_Supplied material:_

────────

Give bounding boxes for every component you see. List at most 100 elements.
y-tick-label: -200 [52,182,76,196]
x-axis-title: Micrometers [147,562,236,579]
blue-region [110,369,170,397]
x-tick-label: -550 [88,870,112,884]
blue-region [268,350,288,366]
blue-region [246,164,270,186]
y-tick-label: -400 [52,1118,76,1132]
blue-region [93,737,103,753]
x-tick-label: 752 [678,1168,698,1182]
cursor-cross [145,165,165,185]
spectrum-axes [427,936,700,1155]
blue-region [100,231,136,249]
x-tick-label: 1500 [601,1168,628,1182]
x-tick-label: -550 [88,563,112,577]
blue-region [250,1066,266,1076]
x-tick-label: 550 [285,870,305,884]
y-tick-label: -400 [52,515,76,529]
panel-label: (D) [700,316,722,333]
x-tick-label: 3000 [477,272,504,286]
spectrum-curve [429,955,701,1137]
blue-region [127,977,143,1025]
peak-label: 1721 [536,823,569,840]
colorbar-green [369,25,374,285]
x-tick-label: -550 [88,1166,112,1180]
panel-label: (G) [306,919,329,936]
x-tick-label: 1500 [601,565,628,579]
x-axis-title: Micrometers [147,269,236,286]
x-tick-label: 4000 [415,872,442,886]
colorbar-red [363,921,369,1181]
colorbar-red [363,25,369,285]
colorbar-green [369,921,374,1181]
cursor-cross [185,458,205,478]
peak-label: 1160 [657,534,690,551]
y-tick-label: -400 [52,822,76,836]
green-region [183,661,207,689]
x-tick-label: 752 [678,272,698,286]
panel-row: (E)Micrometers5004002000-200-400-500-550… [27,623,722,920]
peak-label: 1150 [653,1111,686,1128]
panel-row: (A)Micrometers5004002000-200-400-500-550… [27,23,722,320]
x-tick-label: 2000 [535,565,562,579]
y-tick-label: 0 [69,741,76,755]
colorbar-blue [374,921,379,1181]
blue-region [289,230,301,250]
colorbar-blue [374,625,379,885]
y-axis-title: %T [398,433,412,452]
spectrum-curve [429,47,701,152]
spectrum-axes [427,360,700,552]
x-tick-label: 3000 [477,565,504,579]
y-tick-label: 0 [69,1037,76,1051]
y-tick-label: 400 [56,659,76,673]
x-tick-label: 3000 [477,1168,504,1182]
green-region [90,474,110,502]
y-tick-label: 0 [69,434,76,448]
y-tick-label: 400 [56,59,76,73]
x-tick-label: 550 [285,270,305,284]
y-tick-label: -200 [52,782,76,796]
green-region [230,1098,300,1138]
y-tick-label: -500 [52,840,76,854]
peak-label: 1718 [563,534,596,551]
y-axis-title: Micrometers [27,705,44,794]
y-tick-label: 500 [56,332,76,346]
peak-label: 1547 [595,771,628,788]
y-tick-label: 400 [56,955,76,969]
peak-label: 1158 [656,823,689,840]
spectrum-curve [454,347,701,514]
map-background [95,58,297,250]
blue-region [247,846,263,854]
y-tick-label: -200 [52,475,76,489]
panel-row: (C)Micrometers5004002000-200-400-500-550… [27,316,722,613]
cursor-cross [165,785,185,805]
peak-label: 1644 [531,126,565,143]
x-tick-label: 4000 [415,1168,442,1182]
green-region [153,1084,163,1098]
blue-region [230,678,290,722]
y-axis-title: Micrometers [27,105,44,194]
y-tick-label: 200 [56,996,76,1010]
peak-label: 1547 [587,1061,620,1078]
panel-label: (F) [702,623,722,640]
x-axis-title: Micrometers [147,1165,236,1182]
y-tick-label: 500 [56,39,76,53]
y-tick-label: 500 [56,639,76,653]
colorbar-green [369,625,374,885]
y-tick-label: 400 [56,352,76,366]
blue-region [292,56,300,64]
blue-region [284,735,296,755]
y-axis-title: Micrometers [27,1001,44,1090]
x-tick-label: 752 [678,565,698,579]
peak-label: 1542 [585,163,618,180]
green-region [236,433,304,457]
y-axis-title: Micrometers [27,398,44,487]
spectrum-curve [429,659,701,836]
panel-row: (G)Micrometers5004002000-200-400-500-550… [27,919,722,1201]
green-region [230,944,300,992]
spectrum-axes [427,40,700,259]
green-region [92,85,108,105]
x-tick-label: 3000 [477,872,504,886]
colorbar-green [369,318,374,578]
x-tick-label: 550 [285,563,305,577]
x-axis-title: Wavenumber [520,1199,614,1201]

────────

_Given task:_
Swap "cursor-cross" for "crosshair-marker" everywhere it appears in the rows above, and give every row again with nothing else altered.

_The output:_
Give bounding boxes for every component you see. List at most 100 elements.
y-tick-label: -200 [52,182,76,196]
x-axis-title: Micrometers [147,562,236,579]
blue-region [110,369,170,397]
x-tick-label: -550 [88,870,112,884]
blue-region [268,350,288,366]
blue-region [246,164,270,186]
y-tick-label: -400 [52,1118,76,1132]
blue-region [93,737,103,753]
x-tick-label: 752 [678,1168,698,1182]
crosshair-marker [145,165,165,185]
spectrum-axes [427,936,700,1155]
blue-region [100,231,136,249]
x-tick-label: 1500 [601,1168,628,1182]
x-tick-label: -550 [88,563,112,577]
blue-region [250,1066,266,1076]
x-tick-label: 550 [285,870,305,884]
y-tick-label: -400 [52,515,76,529]
panel-label: (D) [700,316,722,333]
x-tick-label: 3000 [477,272,504,286]
spectrum-curve [429,955,701,1137]
blue-region [127,977,143,1025]
peak-label: 1721 [536,823,569,840]
colorbar-green [369,25,374,285]
x-tick-label: -550 [88,1166,112,1180]
panel-label: (G) [306,919,329,936]
x-tick-label: 1500 [601,565,628,579]
x-axis-title: Micrometers [147,269,236,286]
x-tick-label: 4000 [415,872,442,886]
colorbar-red [363,921,369,1181]
colorbar-red [363,25,369,285]
colorbar-green [369,921,374,1181]
crosshair-marker [185,458,205,478]
peak-label: 1160 [657,534,690,551]
y-tick-label: -400 [52,822,76,836]
green-region [183,661,207,689]
x-tick-label: 752 [678,272,698,286]
panel-row: (E)Micrometers5004002000-200-400-500-550… [27,623,722,920]
peak-label: 1150 [653,1111,686,1128]
panel-row: (A)Micrometers5004002000-200-400-500-550… [27,23,722,320]
x-tick-label: 2000 [535,565,562,579]
y-tick-label: 0 [69,741,76,755]
colorbar-blue [374,921,379,1181]
blue-region [289,230,301,250]
colorbar-blue [374,625,379,885]
y-axis-title: %T [398,433,412,452]
spectrum-curve [429,47,701,152]
spectrum-axes [427,360,700,552]
x-tick-label: 3000 [477,565,504,579]
y-tick-label: 0 [69,1037,76,1051]
y-tick-label: 400 [56,659,76,673]
x-tick-label: 3000 [477,1168,504,1182]
green-region [90,474,110,502]
y-tick-label: 0 [69,434,76,448]
y-tick-label: 400 [56,59,76,73]
x-tick-label: 550 [285,270,305,284]
y-tick-label: -200 [52,782,76,796]
green-region [230,1098,300,1138]
y-tick-label: -500 [52,840,76,854]
peak-label: 1718 [563,534,596,551]
y-axis-title: Micrometers [27,705,44,794]
y-tick-label: 500 [56,332,76,346]
peak-label: 1547 [595,771,628,788]
y-tick-label: 400 [56,955,76,969]
peak-label: 1158 [656,823,689,840]
spectrum-curve [454,347,701,514]
map-background [95,58,297,250]
blue-region [247,846,263,854]
y-tick-label: -200 [52,475,76,489]
panel-row: (C)Micrometers5004002000-200-400-500-550… [27,316,722,613]
crosshair-marker [165,785,185,805]
peak-label: 1644 [531,126,565,143]
x-tick-label: 4000 [415,1168,442,1182]
green-region [153,1084,163,1098]
blue-region [230,678,290,722]
y-axis-title: Micrometers [27,105,44,194]
y-tick-label: 200 [56,996,76,1010]
peak-label: 1547 [587,1061,620,1078]
panel-label: (F) [702,623,722,640]
x-axis-title: Micrometers [147,1165,236,1182]
y-tick-label: 500 [56,39,76,53]
y-tick-label: 500 [56,639,76,653]
colorbar-green [369,625,374,885]
y-tick-label: 400 [56,352,76,366]
blue-region [292,56,300,64]
blue-region [284,735,296,755]
y-axis-title: Micrometers [27,1001,44,1090]
x-tick-label: 752 [678,565,698,579]
peak-label: 1542 [585,163,618,180]
green-region [236,433,304,457]
y-axis-title: Micrometers [27,398,44,487]
spectrum-curve [429,659,701,836]
panel-row: (G)Micrometers5004002000-200-400-500-550… [27,919,722,1201]
green-region [230,944,300,992]
spectrum-axes [427,40,700,259]
green-region [92,85,108,105]
x-tick-label: 3000 [477,872,504,886]
colorbar-green [369,318,374,578]
x-tick-label: 550 [285,563,305,577]
x-axis-title: Wavenumber [520,1199,614,1201]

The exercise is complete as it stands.